── INFORMATION SUPPLIED
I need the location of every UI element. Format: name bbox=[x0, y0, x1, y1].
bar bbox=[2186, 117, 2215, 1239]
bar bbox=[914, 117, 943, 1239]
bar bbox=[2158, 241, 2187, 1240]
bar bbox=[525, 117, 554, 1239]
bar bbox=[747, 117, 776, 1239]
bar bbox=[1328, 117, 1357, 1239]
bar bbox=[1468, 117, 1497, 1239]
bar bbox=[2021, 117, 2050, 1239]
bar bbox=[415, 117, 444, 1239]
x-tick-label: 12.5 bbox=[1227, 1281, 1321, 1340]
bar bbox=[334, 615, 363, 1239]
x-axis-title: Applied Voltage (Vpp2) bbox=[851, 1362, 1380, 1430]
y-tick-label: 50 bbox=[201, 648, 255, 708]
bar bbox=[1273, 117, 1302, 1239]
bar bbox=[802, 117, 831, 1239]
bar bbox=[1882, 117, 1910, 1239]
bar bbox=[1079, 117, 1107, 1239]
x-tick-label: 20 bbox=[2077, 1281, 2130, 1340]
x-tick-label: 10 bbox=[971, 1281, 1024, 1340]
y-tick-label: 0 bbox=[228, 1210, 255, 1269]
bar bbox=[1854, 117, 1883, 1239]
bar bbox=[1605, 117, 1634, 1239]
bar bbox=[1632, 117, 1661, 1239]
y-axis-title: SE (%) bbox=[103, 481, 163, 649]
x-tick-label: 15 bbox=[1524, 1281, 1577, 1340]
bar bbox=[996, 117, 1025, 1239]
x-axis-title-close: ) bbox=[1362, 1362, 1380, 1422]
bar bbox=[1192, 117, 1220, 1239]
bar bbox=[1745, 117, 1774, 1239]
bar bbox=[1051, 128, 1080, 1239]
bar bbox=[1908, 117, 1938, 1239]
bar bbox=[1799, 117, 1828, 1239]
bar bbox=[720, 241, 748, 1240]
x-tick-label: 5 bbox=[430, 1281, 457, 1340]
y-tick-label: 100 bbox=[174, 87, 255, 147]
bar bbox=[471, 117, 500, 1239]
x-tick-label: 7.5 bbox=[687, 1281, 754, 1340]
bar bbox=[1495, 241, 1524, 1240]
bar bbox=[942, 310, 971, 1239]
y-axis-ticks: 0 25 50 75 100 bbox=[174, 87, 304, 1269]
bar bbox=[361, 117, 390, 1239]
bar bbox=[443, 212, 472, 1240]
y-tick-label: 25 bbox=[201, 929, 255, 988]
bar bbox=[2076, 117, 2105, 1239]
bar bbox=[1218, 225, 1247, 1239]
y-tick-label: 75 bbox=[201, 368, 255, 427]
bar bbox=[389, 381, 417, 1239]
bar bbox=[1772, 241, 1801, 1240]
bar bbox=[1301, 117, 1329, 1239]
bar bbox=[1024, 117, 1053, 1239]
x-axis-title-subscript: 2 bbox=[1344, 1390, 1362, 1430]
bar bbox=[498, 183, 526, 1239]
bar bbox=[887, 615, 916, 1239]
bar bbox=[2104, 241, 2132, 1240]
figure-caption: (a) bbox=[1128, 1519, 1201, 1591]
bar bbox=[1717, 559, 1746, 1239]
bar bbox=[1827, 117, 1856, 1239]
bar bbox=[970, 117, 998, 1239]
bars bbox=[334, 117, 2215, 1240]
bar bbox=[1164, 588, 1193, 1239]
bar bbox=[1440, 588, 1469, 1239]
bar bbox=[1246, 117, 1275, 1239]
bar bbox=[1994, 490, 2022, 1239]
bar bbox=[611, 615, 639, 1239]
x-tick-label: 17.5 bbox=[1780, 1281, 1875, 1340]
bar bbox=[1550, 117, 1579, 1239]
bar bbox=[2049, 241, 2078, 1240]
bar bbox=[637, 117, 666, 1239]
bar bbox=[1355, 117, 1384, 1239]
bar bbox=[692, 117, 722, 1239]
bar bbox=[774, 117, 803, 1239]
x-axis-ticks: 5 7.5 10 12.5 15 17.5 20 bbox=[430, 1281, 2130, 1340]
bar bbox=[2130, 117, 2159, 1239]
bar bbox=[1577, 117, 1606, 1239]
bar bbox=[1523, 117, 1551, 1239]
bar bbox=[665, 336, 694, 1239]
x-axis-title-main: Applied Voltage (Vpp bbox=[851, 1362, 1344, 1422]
────
• **YOUR TASK**
Copy every line of the listing above verbatim.

• **RESPONSE FOR THIS EXERCISE**
I need the location of every UI element. Format: name bbox=[x0, y0, x1, y1].
bar bbox=[2186, 117, 2215, 1239]
bar bbox=[914, 117, 943, 1239]
bar bbox=[2158, 241, 2187, 1240]
bar bbox=[525, 117, 554, 1239]
bar bbox=[747, 117, 776, 1239]
bar bbox=[1328, 117, 1357, 1239]
bar bbox=[1468, 117, 1497, 1239]
bar bbox=[2021, 117, 2050, 1239]
bar bbox=[415, 117, 444, 1239]
x-tick-label: 12.5 bbox=[1227, 1281, 1321, 1340]
bar bbox=[334, 615, 363, 1239]
x-axis-title: Applied Voltage (Vpp2) bbox=[851, 1362, 1380, 1430]
y-tick-label: 50 bbox=[201, 648, 255, 708]
bar bbox=[1273, 117, 1302, 1239]
bar bbox=[802, 117, 831, 1239]
bar bbox=[1882, 117, 1910, 1239]
bar bbox=[1079, 117, 1107, 1239]
x-tick-label: 20 bbox=[2077, 1281, 2130, 1340]
x-tick-label: 10 bbox=[971, 1281, 1024, 1340]
y-tick-label: 0 bbox=[228, 1210, 255, 1269]
bar bbox=[1854, 117, 1883, 1239]
bar bbox=[1605, 117, 1634, 1239]
bar bbox=[1632, 117, 1661, 1239]
y-axis-title: SE (%) bbox=[103, 481, 163, 649]
x-tick-label: 15 bbox=[1524, 1281, 1577, 1340]
bar bbox=[996, 117, 1025, 1239]
x-axis-title-close: ) bbox=[1362, 1362, 1380, 1422]
bar bbox=[1192, 117, 1220, 1239]
bar bbox=[1745, 117, 1774, 1239]
bar bbox=[1051, 128, 1080, 1239]
bar bbox=[1908, 117, 1938, 1239]
bar bbox=[1799, 117, 1828, 1239]
bar bbox=[720, 241, 748, 1240]
x-tick-label: 5 bbox=[430, 1281, 457, 1340]
y-tick-label: 100 bbox=[174, 87, 255, 147]
bar bbox=[471, 117, 500, 1239]
x-tick-label: 7.5 bbox=[687, 1281, 754, 1340]
bar bbox=[1495, 241, 1524, 1240]
bar bbox=[942, 310, 971, 1239]
y-axis-ticks: 0 25 50 75 100 bbox=[174, 87, 304, 1269]
bar bbox=[361, 117, 390, 1239]
bar bbox=[443, 212, 472, 1240]
y-tick-label: 25 bbox=[201, 929, 255, 988]
bar bbox=[2076, 117, 2105, 1239]
bar bbox=[1218, 225, 1247, 1239]
y-tick-label: 75 bbox=[201, 368, 255, 427]
bar bbox=[389, 381, 417, 1239]
bar bbox=[1772, 241, 1801, 1240]
bar bbox=[1301, 117, 1329, 1239]
bar bbox=[1024, 117, 1053, 1239]
x-axis-title-subscript: 2 bbox=[1344, 1390, 1362, 1430]
bar bbox=[498, 183, 526, 1239]
bar bbox=[887, 615, 916, 1239]
bar bbox=[2104, 241, 2132, 1240]
figure-caption: (a) bbox=[1128, 1519, 1201, 1591]
bar bbox=[1717, 559, 1746, 1239]
bar bbox=[1827, 117, 1856, 1239]
bar bbox=[970, 117, 998, 1239]
bars bbox=[334, 117, 2215, 1240]
bar bbox=[1164, 588, 1193, 1239]
bar bbox=[1440, 588, 1469, 1239]
bar bbox=[1246, 117, 1275, 1239]
bar bbox=[1994, 490, 2022, 1239]
bar bbox=[611, 615, 639, 1239]
x-tick-label: 17.5 bbox=[1780, 1281, 1875, 1340]
bar bbox=[1550, 117, 1579, 1239]
bar bbox=[2049, 241, 2078, 1240]
bar bbox=[637, 117, 666, 1239]
bar bbox=[1355, 117, 1384, 1239]
bar bbox=[692, 117, 722, 1239]
bar bbox=[774, 117, 803, 1239]
x-axis-ticks: 5 7.5 10 12.5 15 17.5 20 bbox=[430, 1281, 2130, 1340]
bar bbox=[2130, 117, 2159, 1239]
bar bbox=[1577, 117, 1606, 1239]
bar bbox=[1523, 117, 1551, 1239]
bar bbox=[665, 336, 694, 1239]
x-axis-title-main: Applied Voltage (Vpp bbox=[851, 1362, 1344, 1422]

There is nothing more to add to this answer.